→ **TASKS**
- a) Answer these from the LSST talk:
(i) How long will the survey of the Southern sky last?
(ii) About how much data will be collected each night?
(iii) How many supernovae a year does the talk give for LSST?
- b) Quote the LSST talk word for word, starting with "- Is the Hubble" and going on through "lifetime each week)".

→ **EXTRACT**
____________

If The Data Will Not Come To The Astronomer (late 2019)...

Tucson Python Meetup, 3 December 2019

Adam Thornton

LSST

athornton@lsst.org

This Talk

Licensed under Creative Commons Attribution 4.0 International license (CC BY 4.0)

Overview

Large Synoptic Survey Telescope

Astronomical Analysis Methodologies

Interactive Notebook Environment

LSST

The Large Synoptic Survey Telescope

LSST is funded by the National Science Foundation and the Department of Energy, as well as a host of other generous donors, public and private.

LSST Science Goals

LSST will perform a ten-year survey of the Southern sky: whole sky every three nights at optical and infrared wavelengths.
Primary goal: detection of faint objects that change between visits:
- Comprehensive solar system survey.
  - NEOs (> 90% 140m objects by 2040).
  - Trans-Neptunian Objects (TNOs).
- Milky Way structure and stellar content.
- Transient phenomena at optical wavelengths.
  - AGNs, SN1ae, neutron star/black hole mergers ...
- Dark Energy and Dark Matter.
  - Only 4 percent of the mass and energy in the universe is baryonic.
  - Is the Hubble Constant the same in every direction?

Just say "objects at every astronomical scale" and list the four. Don't describe them.

Data Collection Scale

About 20 TB a night (roughly entire HST lifetime each week)
Half an exabyte in the final image collection (DR11).
Over one trillion photometric measures of celestial sources.
Reduced catalogue (which most people will use):
- Smaller than image collection: order of 15 PB.
- Tens of billions of (complex-structured) rows in a database.

Data Scale

The data is too big to move easily.
Hence the need for a standardized compute deployment environment that facilitates rapid iteration through hypotheses that consider arbitrary subsets of the data.
This is at odds with the historical method of astronomical analysis.
We have an answer for this, but first...what is that data?

Observations of Celestial Objects

10-40 million AGNs (quasars).
300,000 supernovae a year.
- Current detection rate is about 7,000 supernovae per year.
- A supernova explodes in a Milky-Way-scale galaxy once every few hundred years.
- One goes off somewhere in the observable universe roughly every ten seconds.

____________

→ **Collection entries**
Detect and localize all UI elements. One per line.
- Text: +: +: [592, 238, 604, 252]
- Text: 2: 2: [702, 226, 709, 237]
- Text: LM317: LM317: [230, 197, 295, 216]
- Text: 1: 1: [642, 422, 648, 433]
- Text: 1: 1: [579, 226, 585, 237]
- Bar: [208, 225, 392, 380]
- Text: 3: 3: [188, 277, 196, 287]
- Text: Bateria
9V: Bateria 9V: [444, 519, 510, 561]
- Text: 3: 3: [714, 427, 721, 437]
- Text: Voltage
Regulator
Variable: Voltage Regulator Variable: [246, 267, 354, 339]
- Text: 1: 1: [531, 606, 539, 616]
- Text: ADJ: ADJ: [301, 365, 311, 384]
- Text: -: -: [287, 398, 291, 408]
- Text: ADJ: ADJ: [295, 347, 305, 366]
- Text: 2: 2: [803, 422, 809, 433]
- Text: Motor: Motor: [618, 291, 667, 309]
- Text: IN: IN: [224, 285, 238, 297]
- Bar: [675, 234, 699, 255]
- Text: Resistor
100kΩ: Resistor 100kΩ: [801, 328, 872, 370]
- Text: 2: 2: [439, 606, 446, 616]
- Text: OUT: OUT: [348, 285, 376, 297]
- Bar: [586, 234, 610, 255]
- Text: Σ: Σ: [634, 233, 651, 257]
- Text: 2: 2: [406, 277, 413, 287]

____________

→ **TASK SOLUTIONS**
- a)
(i) Ten years.
(ii) About 20 TB.
(iii) 300,000.

- b)
- Is the Hubble Constant the same in every direction?

Just say "objects at every astronomical scale" and list the four. Don't describe them.

Data Collection Scale

About 20 TB a night (roughly entire HST lifetime each week)